⟨
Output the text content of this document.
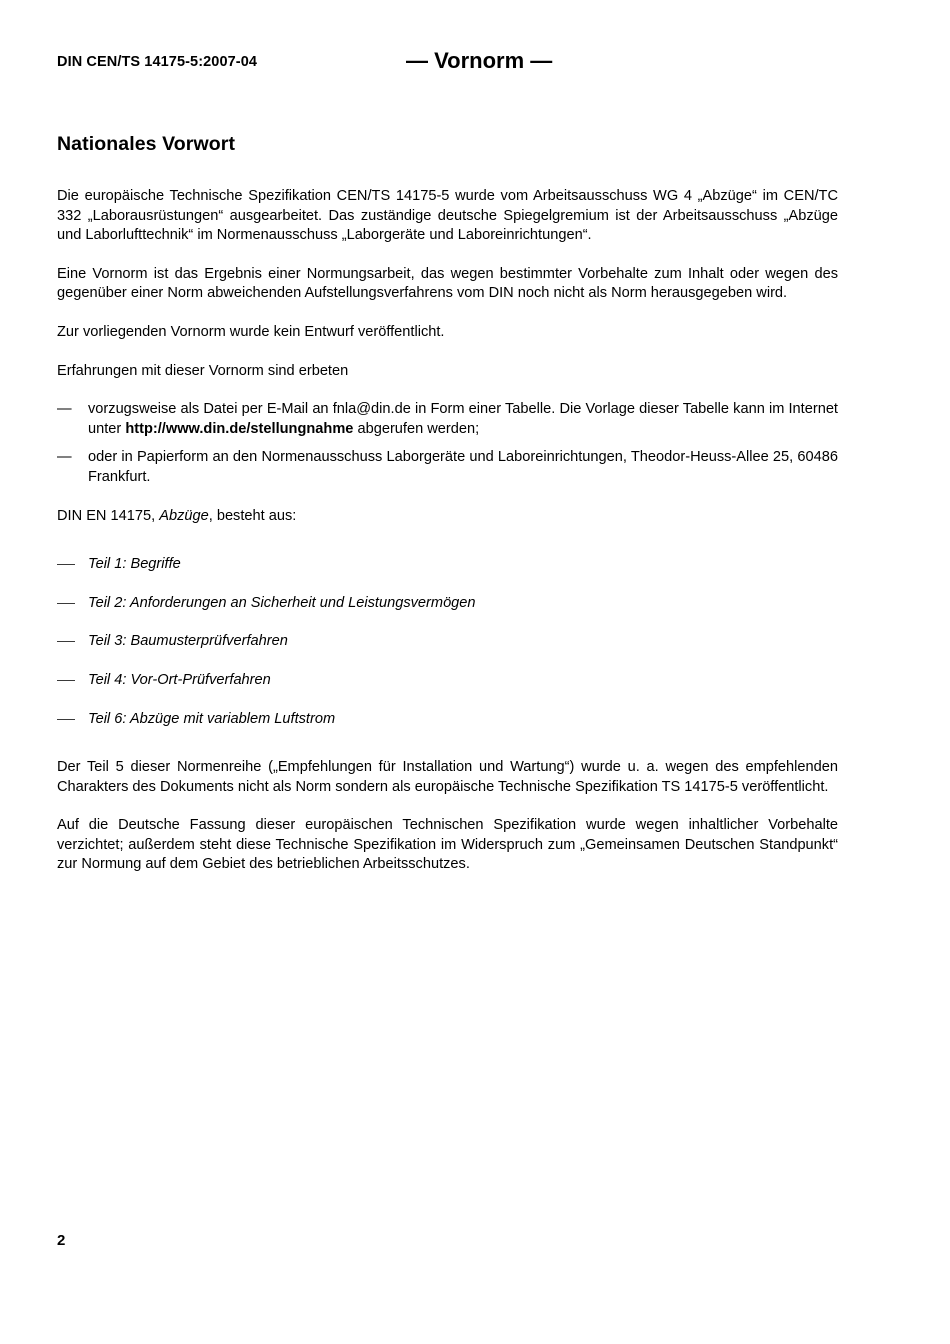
DIN CEN/TS 14175-5:2007-04	— Vornorm —
Nationales Vorwort

Die europäische Technische Spezifikation CEN/TS 14175-5 wurde vom Arbeitsausschuss WG 4 „Abzüge“ im CEN/TC 332 „Laborausrüstungen“ ausgearbeitet. Das zuständige deutsche Spiegelgremium ist der Arbeitsausschuss „Abzüge und Laborlufttechnik“ im Normenausschuss „Laborgeräte und Laboreinrichtungen“.

Eine Vornorm ist das Ergebnis einer Normungsarbeit, das wegen bestimmter Vorbehalte zum Inhalt oder wegen des gegenüber einer Norm abweichenden Aufstellungsverfahrens vom DIN noch nicht als Norm herausgegeben wird.

Zur vorliegenden Vornorm wurde kein Entwurf veröffentlicht.

Erfahrungen mit dieser Vornorm sind erbeten

—	vorzugsweise als Datei per E-Mail an fnla@din.de in Form einer Tabelle. Die Vorlage dieser Tabelle kann im Internet unter http://www.din.de/stellungnahme abgerufen werden;
—	oder in Papierform an den Normenausschuss Laborgeräte und Laboreinrichtungen, Theodor-Heuss-Allee 25, 60486 Frankfurt.

DIN EN 14175, Abzüge, besteht aus:

Teil 1: Begriffe
Teil 2: Anforderungen an Sicherheit und Leistungsvermögen
Teil 3: Baumusterprüfverfahren
Teil 4: Vor-Ort-Prüfverfahren
Teil 6: Abzüge mit variablem Luftstrom

Der Teil 5 dieser Normenreihe („Empfehlungen für Installation und Wartung“) wurde u. a. wegen des empfehlenden Charakters des Dokuments nicht als Norm sondern als europäische Technische Spezifikation TS 14175-5 veröffentlicht.

Auf die Deutsche Fassung dieser europäischen Technischen Spezifikation wurde wegen inhaltlicher Vorbehalte verzichtet; außerdem steht diese Technische Spezifikation im Widerspruch zum „Gemeinsamen Deutschen Standpunkt“ zur Normung auf dem Gebiet des betrieblichen Arbeitsschutzes.

2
⟩
### Set task
Copy the whole listing above word for word but do not carry over the pictures.

### Final result
Output the text content of this document.
DIN CEN/TS 14175-5:2007-04	— Vornorm —
Nationales Vorwort

Die europäische Technische Spezifikation CEN/TS 14175-5 wurde vom Arbeitsausschuss WG 4 „Abzüge“ im CEN/TC 332 „Laborausrüstungen“ ausgearbeitet. Das zuständige deutsche Spiegelgremium ist der Arbeitsausschuss „Abzüge und Laborlufttechnik“ im Normenausschuss „Laborgeräte und Laboreinrichtungen“.

Eine Vornorm ist das Ergebnis einer Normungsarbeit, das wegen bestimmter Vorbehalte zum Inhalt oder wegen des gegenüber einer Norm abweichenden Aufstellungsverfahrens vom DIN noch nicht als Norm herausgegeben wird.

Zur vorliegenden Vornorm wurde kein Entwurf veröffentlicht.

Erfahrungen mit dieser Vornorm sind erbeten

—	vorzugsweise als Datei per E-Mail an fnla@din.de in Form einer Tabelle. Die Vorlage dieser Tabelle kann im Internet unter http://www.din.de/stellungnahme abgerufen werden;
—	oder in Papierform an den Normenausschuss Laborgeräte und Laboreinrichtungen, Theodor-Heuss-Allee 25, 60486 Frankfurt.

DIN EN 14175, Abzüge, besteht aus:

Teil 1: Begriffe
Teil 2: Anforderungen an Sicherheit und Leistungsvermögen
Teil 3: Baumusterprüfverfahren
Teil 4: Vor-Ort-Prüfverfahren
Teil 6: Abzüge mit variablem Luftstrom

Der Teil 5 dieser Normenreihe („Empfehlungen für Installation und Wartung“) wurde u. a. wegen des empfehlenden Charakters des Dokuments nicht als Norm sondern als europäische Technische Spezifikation TS 14175-5 veröffentlicht.

Auf die Deutsche Fassung dieser europäischen Technischen Spezifikation wurde wegen inhaltlicher Vorbehalte verzichtet; außerdem steht diese Technische Spezifikation im Widerspruch zum „Gemeinsamen Deutschen Standpunkt“ zur Normung auf dem Gebiet des betrieblichen Arbeitsschutzes.

2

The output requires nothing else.